**Entries shown**

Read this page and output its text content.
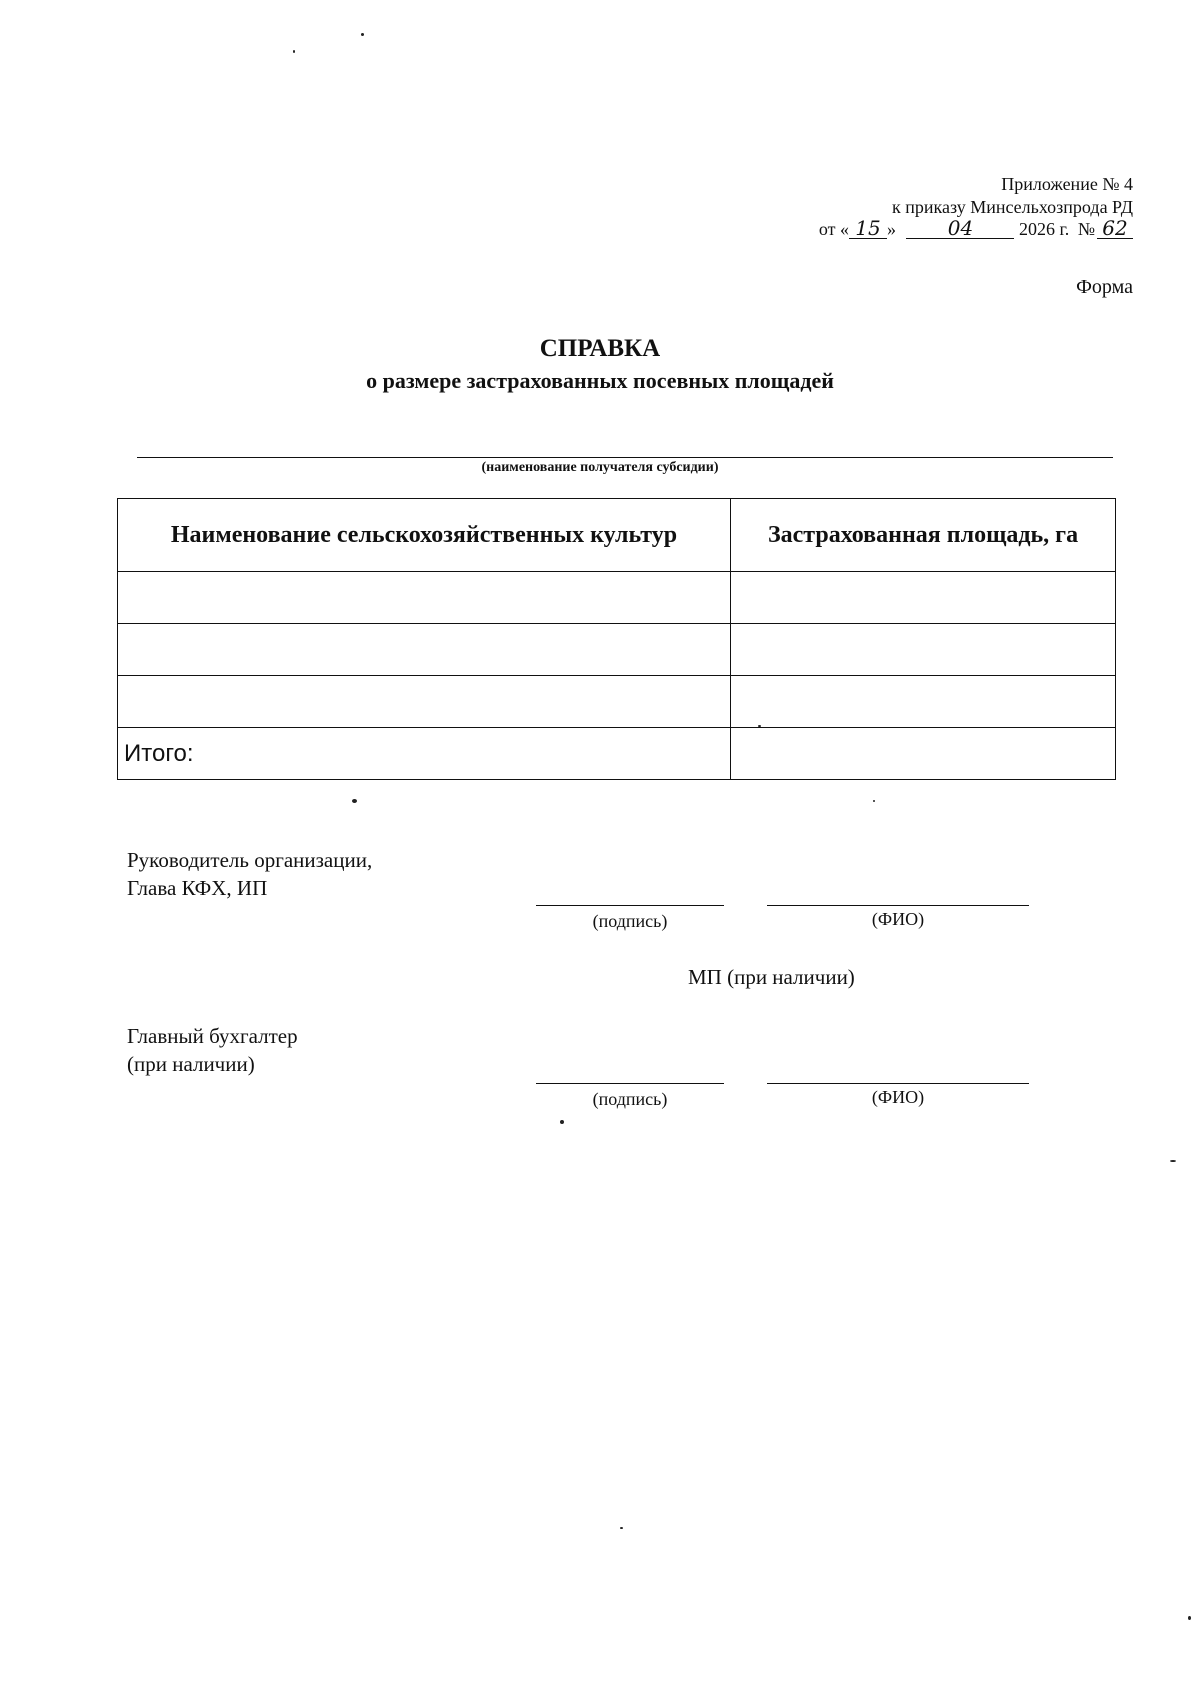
Приложение № 4
к приказу Минсельхозпрода РД
от « 15 »	04	2026 г. № 62
Форма
СПРАВКА
о размере застрахованных посевных площадей
(наименование получателя субсидии)
Наименование сельскохозяйственных культур	Застрахованная площадь, га

Итого:	
Руководитель организации,
Глава КФХ, ИП
(подпись)	(ФИО)
МП (при наличии)
Главный бухгалтер
(при наличии)
(подпись)	(ФИО)
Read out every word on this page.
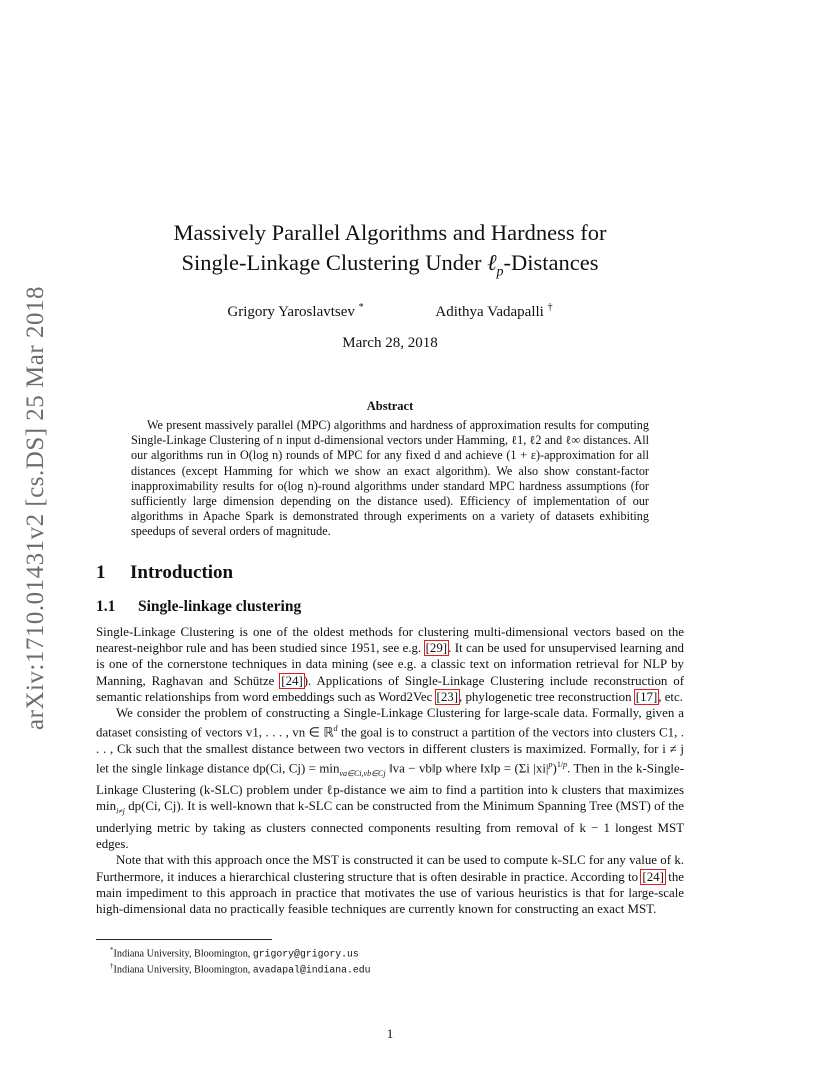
arXiv:1710.01431v2 [cs.DS] 25 Mar 2018
Massively Parallel Algorithms and Hardness for
Single-Linkage Clustering Under ℓ$_p$-Distances
Grigory Yaroslavtsev *	Adithya Vadapalli †
March 28, 2018
Abstract
We present massively parallel (MPC) algorithms and hardness of approximation results for computing Single-Linkage Clustering of n input d-dimensional vectors under Hamming, ℓ1, ℓ2 and ℓ∞ distances. All our algorithms run in O(log n) rounds of MPC for any fixed d and achieve (1 + ε)-approximation for all distances (except Hamming for which we show an exact algorithm). We also show constant-factor inapproximability results for o(log n)-round algorithms under standard MPC hardness assumptions (for sufficiently large dimension depending on the distance used). Efficiency of implementation of our algorithms in Apache Spark is demonstrated through experiments on a variety of datasets exhibiting speedups of several orders of magnitude.
1 Introduction
1.1 Single-linkage clustering

Single-Linkage Clustering is one of the oldest methods for clustering multi-dimensional vectors based on the nearest-neighbor rule and has been studied since 1951, see e.g. [29]. It can be used for unsupervised learning and is one of the cornerstone techniques in data mining (see e.g. a classic text on information retrieval for NLP by Manning, Raghavan and Schütze [24]). Applications of Single-Linkage Clustering include reconstruction of semantic relationships from word embeddings such as Word2Vec [23], phylogenetic tree reconstruction [17], etc.

We consider the problem of constructing a Single-Linkage Clustering for large-scale data. Formally, given a dataset consisting of vectors v1, . . . , vn ∈ ℝ$^d$ the goal is to construct a partition of the vectors into clusters C1, . . . , Ck such that the smallest distance between two vectors in different clusters is maximized. Formally, for i ≠ j let the single linkage distance dp(Ci, $Cj) = \min_{va\in Ci,vb\in Cj}$ ‖va − vb‖p where ‖x‖p = (Σi $|xi|^p)^{1/p}$. Then in the k-Single-Linkage Clustering (k-SLC) problem under ℓp-distance we aim to find a partition into k clusters that maximizes $\min_{i\ne j} dp(Ci$, Cj). It is well-known that k-SLC can be constructed from the Minimum Spanning Tree (MST) of the underlying metric by taking as clusters connected components resulting from removal of k − 1 longest MST edges.

Note that with this approach once the MST is constructed it can be used to compute k-SLC for any value of k. Furthermore, it induces a hierarchical clustering structure that is often desirable in practice. According to [24] the main impediment to this approach in practice that motivates the use of various heuristics is that for large-scale high-dimensional data no practically feasible techniques are currently known for constructing an exact MST.

*Indiana University, Bloomington, grigory@grigory.us
†Indiana University, Bloomington, avadapal@indiana.edu
1
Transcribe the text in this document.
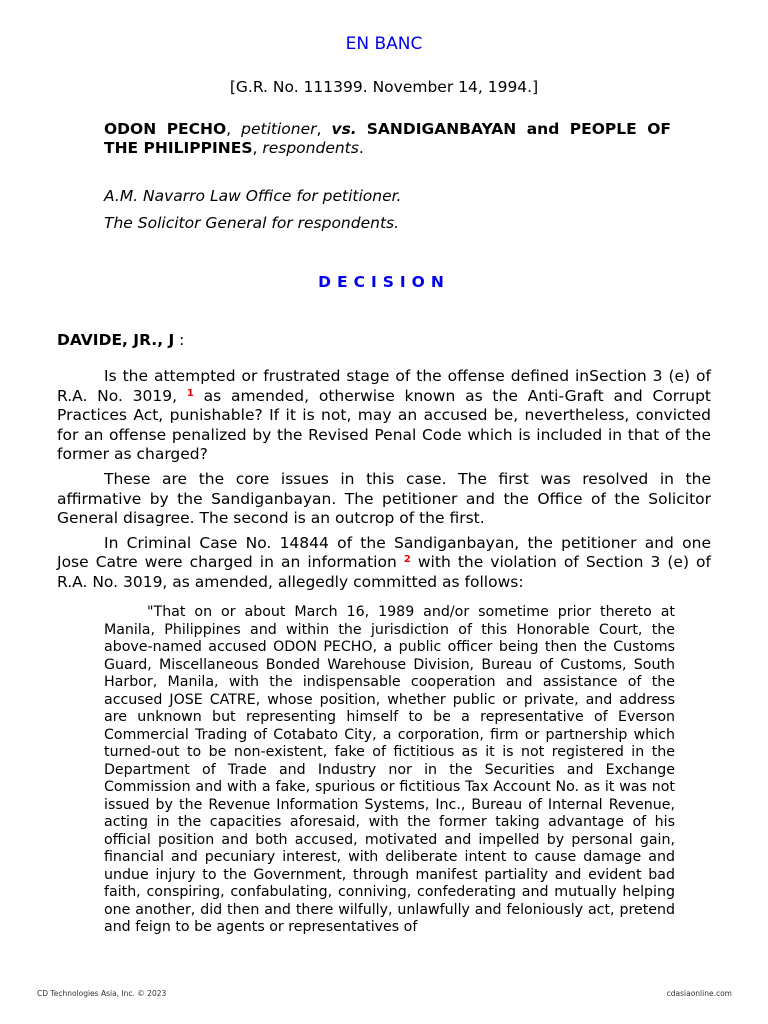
EN BANC
[G.R. No. 111399. November 14, 1994.]

ODON PECHO, petitioner, vs. SANDIGANBAYAN and PEOPLE OF THE PHILIPPINES, respondents.

A.M. Navarro Law Office for petitioner.

The Solicitor General for respondents.

DECISION

DAVIDE, JR., J :

Is the attempted or frustrated stage of the offense defined inSection 3 (e) of R.A. No. 3019, $^1$ as amended, otherwise known as the Anti-Graft and Corrupt Practices Act, punishable? If it is not, may an accused be, nevertheless, convicted for an offense penalized by the Revised Penal Code which is included in that of the former as charged?

These are the core issues in this case. The first was resolved in the affirmative by the Sandiganbayan. The petitioner and the Office of the Solicitor General disagree. The second is an outcrop of the first.

In Criminal Case No. 14844 of the Sandiganbayan, the petitioner and one Jose Catre were charged in an information $^2$ with the violation of Section 3 (e) of R.A. No. 3019, as amended, allegedly committed as follows:

"That on or about March 16, 1989 and/or sometime prior thereto at Manila, Philippines and within the jurisdiction of this Honorable Court, the above-named accused ODON PECHO, a public officer being then the Customs Guard, Miscellaneous Bonded Warehouse Division, Bureau of Customs, South Harbor, Manila, with the indispensable cooperation and assistance of the accused JOSE CATRE, whose position, whether public or private, and address are unknown but representing himself to be a representative of Everson Commercial Trading of Cotabato City, a corporation, firm or partnership which turned-out to be non-existent, fake of fictitious as it is not registered in the Department of Trade and Industry nor in the Securities and Exchange Commission and with a fake, spurious or fictitious Tax Account No. as it was not issued by the Revenue Information Systems, Inc., Bureau of Internal Revenue, acting in the capacities aforesaid, with the former taking advantage of his official position and both accused, motivated and impelled by personal gain, financial and pecuniary interest, with deliberate intent to cause damage and undue injury to the Government, through manifest partiality and evident bad faith, conspiring, confabulating, conniving, confederating and mutually helping one another, did then and there wilfully, unlawfully and feloniously act, pretend and feign to be agents or representatives of

CD Technologies Asia, Inc. © 2023	cdasiaonline.com
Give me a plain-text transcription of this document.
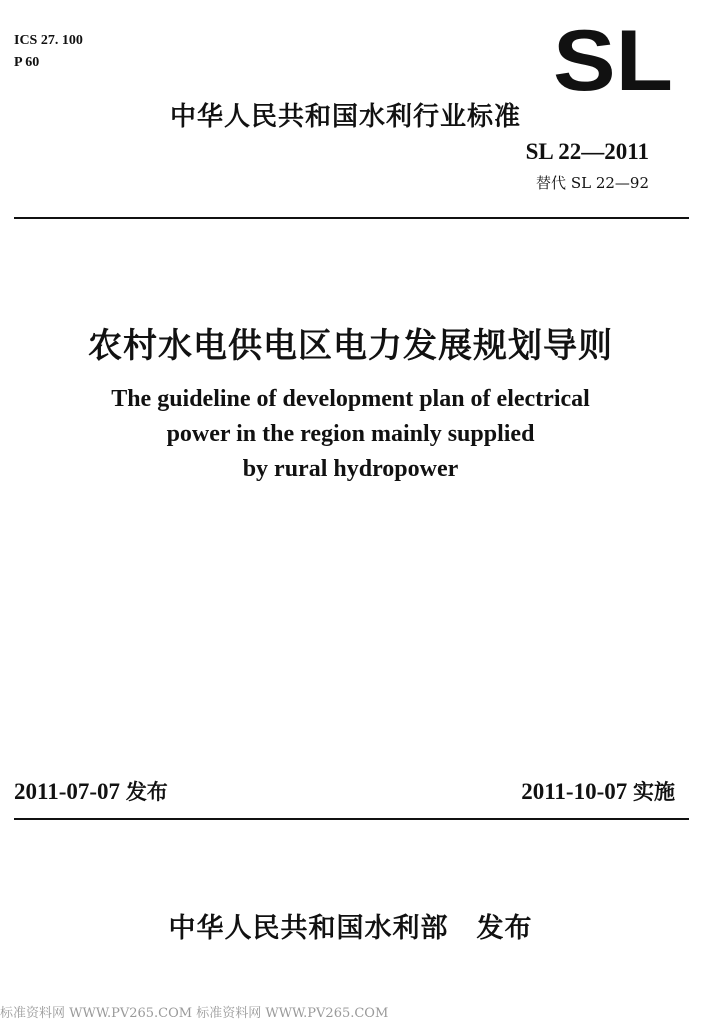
ICS 27. 100
P 60	SL
中华人民共和国水利行业标准
SL 22—2011
替代 SL 22—92
农村水电供电区电力发展规划导则
The guideline of development plan of electrical
power in the region mainly supplied
by rural hydropower
2011-07-07 发布	2011-10-07 实施
中华人民共和国水利部 发布
标准资料网 WWW.PV265.COM 标准资料网 WWW.PV265.COM
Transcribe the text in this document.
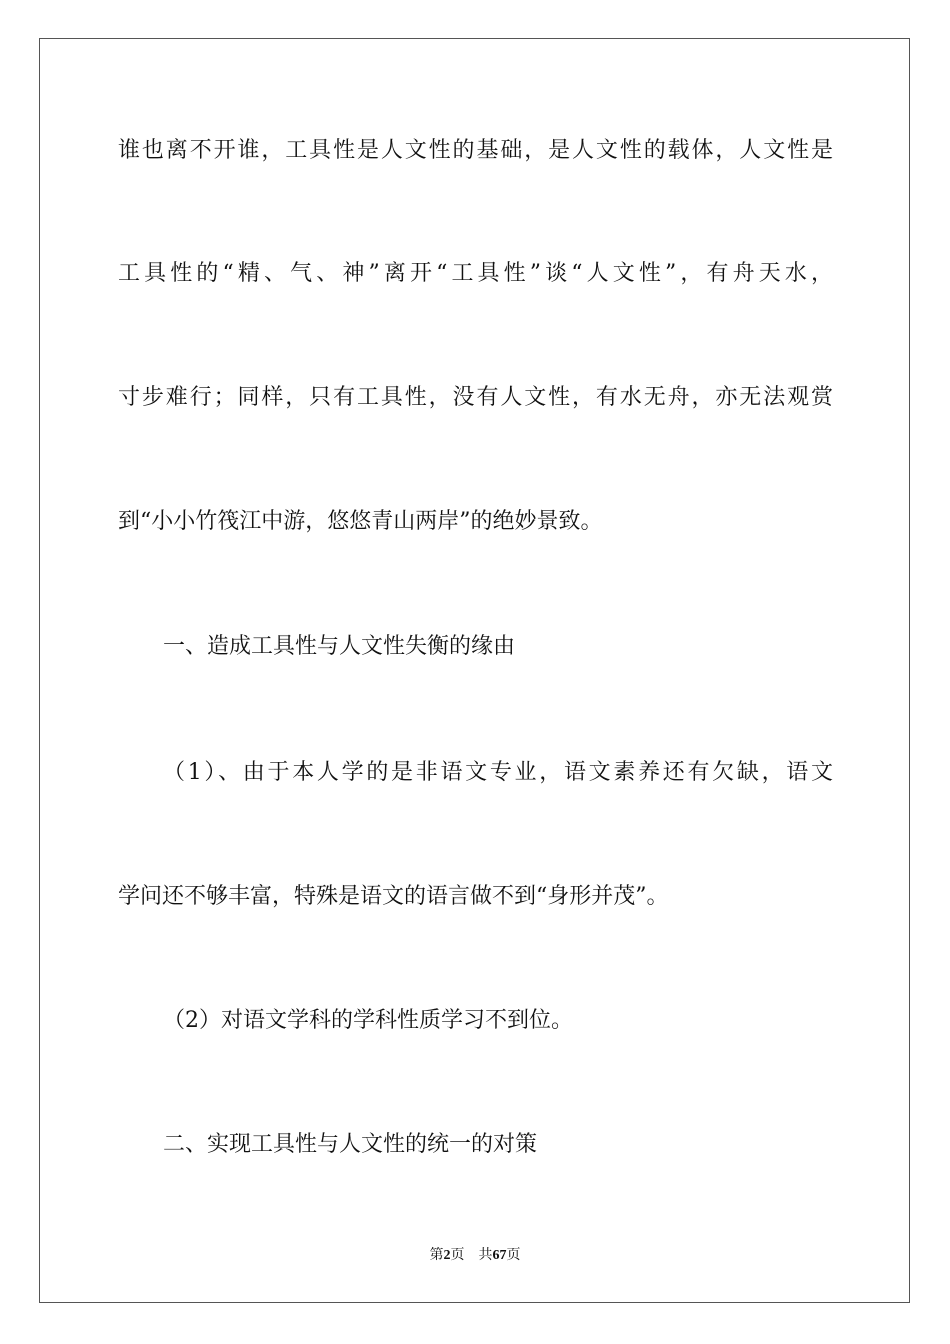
谁也离不开谁，工具性是人文性的基础，是人文性的载体，人文性是
工具性的“精、气、神”离开“工具性”谈“人文性”，有舟天水，
寸步难行；同样，只有工具性，没有人文性，有水无舟，亦无法观赏
到“小小竹筏江中游，悠悠青山两岸”的绝妙景致。
一、造成工具性与人文性失衡的缘由
（1）、由于本人学的是非语文专业，语文素养还有欠缺，语文
学问还不够丰富，特殊是语文的语言做不到“身形并茂”。
（2）对语文学科的学科性质学习不到位。
二、实现工具性与人文性的统一的对策
第2页 共67页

**What you need to do**
From the entries above, return each line with the word "petitioner" in it.

**Response to this task**
ODON PECHO, petitioner, vs. SANDIGANBAYAN and PEOPLE OF THE PHILIPPINES, respondents.
A.M. Navarro Law Office for petitioner.
These are the core issues in this case. The first was resolved in the affirmative by the Sandiganbayan. The petitioner and the Office of the Solicitor General disagree. The second is an outcrop of the first.
In Criminal Case No. 14844 of the Sandiganbayan, the petitioner and one Jose Catre were charged in an information $^2$ with the violation of Section 3 (e) of R.A. No. 3019, as amended, allegedly committed as follows:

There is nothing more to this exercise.